## Start
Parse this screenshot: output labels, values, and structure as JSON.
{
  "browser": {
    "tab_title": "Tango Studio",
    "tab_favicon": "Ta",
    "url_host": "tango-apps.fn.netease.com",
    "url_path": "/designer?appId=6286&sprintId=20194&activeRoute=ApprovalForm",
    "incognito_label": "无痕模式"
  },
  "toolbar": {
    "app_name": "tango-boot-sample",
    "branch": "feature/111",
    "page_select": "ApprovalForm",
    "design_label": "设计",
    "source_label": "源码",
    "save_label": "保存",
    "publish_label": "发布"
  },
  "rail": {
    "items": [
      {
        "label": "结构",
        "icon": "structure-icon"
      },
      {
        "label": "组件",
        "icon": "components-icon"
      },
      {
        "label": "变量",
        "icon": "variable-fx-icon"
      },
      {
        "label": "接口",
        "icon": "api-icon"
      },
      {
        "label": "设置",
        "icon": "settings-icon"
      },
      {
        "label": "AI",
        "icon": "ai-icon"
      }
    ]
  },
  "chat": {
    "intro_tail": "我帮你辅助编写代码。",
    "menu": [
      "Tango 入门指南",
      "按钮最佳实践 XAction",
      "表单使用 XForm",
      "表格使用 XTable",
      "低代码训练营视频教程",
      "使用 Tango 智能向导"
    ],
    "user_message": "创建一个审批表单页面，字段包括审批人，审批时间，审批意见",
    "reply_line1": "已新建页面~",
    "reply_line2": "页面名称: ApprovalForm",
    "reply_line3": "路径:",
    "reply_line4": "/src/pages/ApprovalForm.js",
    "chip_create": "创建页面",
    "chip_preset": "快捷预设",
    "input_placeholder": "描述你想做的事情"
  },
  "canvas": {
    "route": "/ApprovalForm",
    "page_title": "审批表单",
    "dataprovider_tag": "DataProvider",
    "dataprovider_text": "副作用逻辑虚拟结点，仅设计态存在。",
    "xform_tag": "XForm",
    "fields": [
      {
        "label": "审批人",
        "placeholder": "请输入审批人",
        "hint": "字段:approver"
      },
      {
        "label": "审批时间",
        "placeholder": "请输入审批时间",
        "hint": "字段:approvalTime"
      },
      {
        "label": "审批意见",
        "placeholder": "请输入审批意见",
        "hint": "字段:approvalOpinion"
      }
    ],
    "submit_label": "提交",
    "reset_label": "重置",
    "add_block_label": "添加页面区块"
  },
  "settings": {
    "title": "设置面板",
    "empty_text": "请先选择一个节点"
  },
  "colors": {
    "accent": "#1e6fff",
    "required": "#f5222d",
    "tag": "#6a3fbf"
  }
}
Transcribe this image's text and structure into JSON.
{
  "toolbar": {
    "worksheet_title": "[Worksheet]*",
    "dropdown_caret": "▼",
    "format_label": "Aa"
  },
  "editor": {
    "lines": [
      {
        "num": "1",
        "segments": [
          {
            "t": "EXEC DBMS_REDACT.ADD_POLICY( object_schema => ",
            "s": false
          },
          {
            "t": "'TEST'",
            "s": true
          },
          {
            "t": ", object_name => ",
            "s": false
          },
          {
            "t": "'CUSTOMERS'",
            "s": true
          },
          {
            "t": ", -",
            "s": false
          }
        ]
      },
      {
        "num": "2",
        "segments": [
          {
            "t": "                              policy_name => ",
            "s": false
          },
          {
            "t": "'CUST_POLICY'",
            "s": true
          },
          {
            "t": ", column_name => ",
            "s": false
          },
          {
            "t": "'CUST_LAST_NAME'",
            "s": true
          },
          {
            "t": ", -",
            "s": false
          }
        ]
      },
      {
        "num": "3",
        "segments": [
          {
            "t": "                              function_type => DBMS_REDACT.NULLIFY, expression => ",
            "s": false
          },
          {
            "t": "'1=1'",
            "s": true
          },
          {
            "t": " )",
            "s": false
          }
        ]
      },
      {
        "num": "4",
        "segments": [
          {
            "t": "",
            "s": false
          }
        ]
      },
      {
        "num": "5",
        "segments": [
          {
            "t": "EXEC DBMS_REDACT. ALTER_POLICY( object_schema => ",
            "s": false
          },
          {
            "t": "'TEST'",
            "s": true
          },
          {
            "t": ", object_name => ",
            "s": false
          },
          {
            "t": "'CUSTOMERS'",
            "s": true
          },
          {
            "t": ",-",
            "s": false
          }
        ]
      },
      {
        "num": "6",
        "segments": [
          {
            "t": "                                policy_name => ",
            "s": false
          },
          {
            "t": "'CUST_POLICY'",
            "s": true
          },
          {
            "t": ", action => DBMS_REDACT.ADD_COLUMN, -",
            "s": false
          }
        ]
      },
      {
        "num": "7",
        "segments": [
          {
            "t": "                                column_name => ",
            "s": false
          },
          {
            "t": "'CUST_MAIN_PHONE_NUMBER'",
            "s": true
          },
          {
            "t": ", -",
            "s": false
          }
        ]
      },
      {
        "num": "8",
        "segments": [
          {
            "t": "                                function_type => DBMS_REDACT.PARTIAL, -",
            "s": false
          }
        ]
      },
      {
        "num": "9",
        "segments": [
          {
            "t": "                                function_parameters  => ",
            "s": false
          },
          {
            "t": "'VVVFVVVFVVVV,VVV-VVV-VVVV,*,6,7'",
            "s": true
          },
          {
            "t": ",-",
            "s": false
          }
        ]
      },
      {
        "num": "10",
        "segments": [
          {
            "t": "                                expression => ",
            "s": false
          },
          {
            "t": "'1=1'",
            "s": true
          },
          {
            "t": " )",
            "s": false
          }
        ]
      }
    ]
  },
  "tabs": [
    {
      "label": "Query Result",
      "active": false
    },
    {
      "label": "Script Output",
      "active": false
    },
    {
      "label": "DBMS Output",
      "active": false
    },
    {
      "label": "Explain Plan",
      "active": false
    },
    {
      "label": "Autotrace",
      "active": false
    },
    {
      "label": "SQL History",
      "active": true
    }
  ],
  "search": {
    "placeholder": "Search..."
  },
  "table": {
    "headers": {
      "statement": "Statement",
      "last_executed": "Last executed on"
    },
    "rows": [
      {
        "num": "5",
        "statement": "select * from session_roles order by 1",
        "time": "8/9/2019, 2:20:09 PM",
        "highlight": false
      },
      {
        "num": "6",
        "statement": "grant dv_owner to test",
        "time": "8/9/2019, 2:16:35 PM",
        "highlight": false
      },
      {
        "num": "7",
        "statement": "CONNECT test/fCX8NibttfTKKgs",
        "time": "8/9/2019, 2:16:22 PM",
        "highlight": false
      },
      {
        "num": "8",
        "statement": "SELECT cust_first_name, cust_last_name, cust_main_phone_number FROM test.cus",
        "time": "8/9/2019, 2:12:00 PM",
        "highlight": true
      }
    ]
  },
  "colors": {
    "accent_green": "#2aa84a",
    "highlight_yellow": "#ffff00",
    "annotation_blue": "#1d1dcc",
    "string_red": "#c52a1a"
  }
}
## End
[What to produce]:
Quote each line of the listing above exactly.

[Final result]:
Parse this screenshot: output labels, values, and structure as JSON.
{
  "browser": {
    "tab_title": "Tango Studio",
    "tab_favicon": "Ta",
    "url_host": "tango-apps.fn.netease.com",
    "url_path": "/designer?appId=6286&sprintId=20194&activeRoute=ApprovalForm",
    "incognito_label": "无痕模式"
  },
  "toolbar": {
    "app_name": "tango-boot-sample",
    "branch": "feature/111",
    "page_select": "ApprovalForm",
    "design_label": "设计",
    "source_label": "源码",
    "save_label": "保存",
    "publish_label": "发布"
  },
  "rail": {
    "items": [
      {
        "label": "结构",
        "icon": "structure-icon"
      },
      {
        "label": "组件",
        "icon": "components-icon"
      },
      {
        "label": "变量",
        "icon": "variable-fx-icon"
      },
      {
        "label": "接口",
        "icon": "api-icon"
      },
      {
        "label": "设置",
        "icon": "settings-icon"
      },
      {
        "label": "AI",
        "icon": "ai-icon"
      }
    ]
  },
  "chat": {
    "intro_tail": "我帮你辅助编写代码。",
    "menu": [
      "Tango 入门指南",
      "按钮最佳实践 XAction",
      "表单使用 XForm",
      "表格使用 XTable",
      "低代码训练营视频教程",
      "使用 Tango 智能向导"
    ],
    "user_message": "创建一个审批表单页面，字段包括审批人，审批时间，审批意见",
    "reply_line1": "已新建页面~",
    "reply_line2": "页面名称: ApprovalForm",
    "reply_line3": "路径:",
    "reply_line4": "/src/pages/ApprovalForm.js",
    "chip_create": "创建页面",
    "chip_preset": "快捷预设",
    "input_placeholder": "描述你想做的事情"
  },
  "canvas": {
    "route": "/ApprovalForm",
    "page_title": "审批表单",
    "dataprovider_tag": "DataProvider",
    "dataprovider_text": "副作用逻辑虚拟结点，仅设计态存在。",
    "xform_tag": "XForm",
    "fields": [
      {
        "label": "审批人",
        "placeholder": "请输入审批人",
        "hint": "字段:approver"
      },
      {
        "label": "审批时间",
        "placeholder": "请输入审批时间",
        "hint": "字段:approvalTime"
      },
      {
        "label": "审批意见",
        "placeholder": "请输入审批意见",
        "hint": "字段:approvalOpinion"
      }
    ],
    "submit_label": "提交",
    "reset_label": "重置",
    "add_block_label": "添加页面区块"
  },
  "settings": {
    "title": "设置面板",
    "empty_text": "请先选择一个节点"
  },
  "colors": {
    "accent": "#1e6fff",
    "required": "#f5222d",
    "tag": "#6a3fbf"
  }
}
Transcribe this image's text and structure into JSON.
{
  "toolbar": {
    "worksheet_title": "[Worksheet]*",
    "dropdown_caret": "▼",
    "format_label": "Aa"
  },
  "editor": {
    "lines": [
      {
        "num": "1",
        "segments": [
          {
            "t": "EXEC DBMS_REDACT.ADD_POLICY( object_schema => ",
            "s": false
          },
          {
            "t": "'TEST'",
            "s": true
          },
          {
            "t": ", object_name => ",
            "s": false
          },
          {
            "t": "'CUSTOMERS'",
            "s": true
          },
          {
            "t": ", -",
            "s": false
          }
        ]
      },
      {
        "num": "2",
        "segments": [
          {
            "t": "                              policy_name => ",
            "s": false
          },
          {
            "t": "'CUST_POLICY'",
            "s": true
          },
          {
            "t": ", column_name => ",
            "s": false
          },
          {
            "t": "'CUST_LAST_NAME'",
            "s": true
          },
          {
            "t": ", -",
            "s": false
          }
        ]
      },
      {
        "num": "3",
        "segments": [
          {
            "t": "                              function_type => DBMS_REDACT.NULLIFY, expression => ",
            "s": false
          },
          {
            "t": "'1=1'",
            "s": true
          },
          {
            "t": " )",
            "s": false
          }
        ]
      },
      {
        "num": "4",
        "segments": [
          {
            "t": "",
            "s": false
          }
        ]
      },
      {
        "num": "5",
        "segments": [
          {
            "t": "EXEC DBMS_REDACT. ALTER_POLICY( object_schema => ",
            "s": false
          },
          {
            "t": "'TEST'",
            "s": true
          },
          {
            "t": ", object_name => ",
            "s": false
          },
          {
            "t": "'CUSTOMERS'",
            "s": true
          },
          {
            "t": ",-",
            "s": false
          }
        ]
      },
      {
        "num": "6",
        "segments": [
          {
            "t": "                                policy_name => ",
            "s": false
          },
          {
            "t": "'CUST_POLICY'",
            "s": true
          },
          {
            "t": ", action => DBMS_REDACT.ADD_COLUMN, -",
            "s": false
          }
        ]
      },
      {
        "num": "7",
        "segments": [
          {
            "t": "                                column_name => ",
            "s": false
          },
          {
            "t": "'CUST_MAIN_PHONE_NUMBER'",
            "s": true
          },
          {
            "t": ", -",
            "s": false
          }
        ]
      },
      {
        "num": "8",
        "segments": [
          {
            "t": "                                function_type => DBMS_REDACT.PARTIAL, -",
            "s": false
          }
        ]
      },
      {
        "num": "9",
        "segments": [
          {
            "t": "                                function_parameters  => ",
            "s": false
          },
          {
            "t": "'VVVFVVVFVVVV,VVV-VVV-VVVV,*,6,7'",
            "s": true
          },
          {
            "t": ",-",
            "s": false
          }
        ]
      },
      {
        "num": "10",
        "segments": [
          {
            "t": "                                expression => ",
            "s": false
          },
          {
            "t": "'1=1'",
            "s": true
          },
          {
            "t": " )",
            "s": false
          }
        ]
      }
    ]
  },
  "tabs": [
    {
      "label": "Query Result",
      "active": false
    },
    {
      "label": "Script Output",
      "active": false
    },
    {
      "label": "DBMS Output",
      "active": false
    },
    {
      "label": "Explain Plan",
      "active": false
    },
    {
      "label": "Autotrace",
      "active": false
    },
    {
      "label": "SQL History",
      "active": true
    }
  ],
  "search": {
    "placeholder": "Search..."
  },
  "table": {
    "headers": {
      "statement": "Statement",
      "last_executed": "Last executed on"
    },
    "rows": [
      {
        "num": "5",
        "statement": "select * from session_roles order by 1",
        "time": "8/9/2019, 2:20:09 PM",
        "highlight": false
      },
      {
        "num": "6",
        "statement": "grant dv_owner to test",
        "time": "8/9/2019, 2:16:35 PM",
        "highlight": false
      },
      {
        "num": "7",
        "statement": "CONNECT test/fCX8NibttfTKKgs",
        "time": "8/9/2019, 2:16:22 PM",
        "highlight": false
      },
      {
        "num": "8",
        "statement": "SELECT cust_first_name, cust_last_name, cust_main_phone_number FROM test.cus",
        "time": "8/9/2019, 2:12:00 PM",
        "highlight": true
      }
    ]
  },
  "colors": {
    "accent_green": "#2aa84a",
    "highlight_yellow": "#ffff00",
    "annotation_blue": "#1d1dcc",
    "string_red": "#c52a1a"
  }
}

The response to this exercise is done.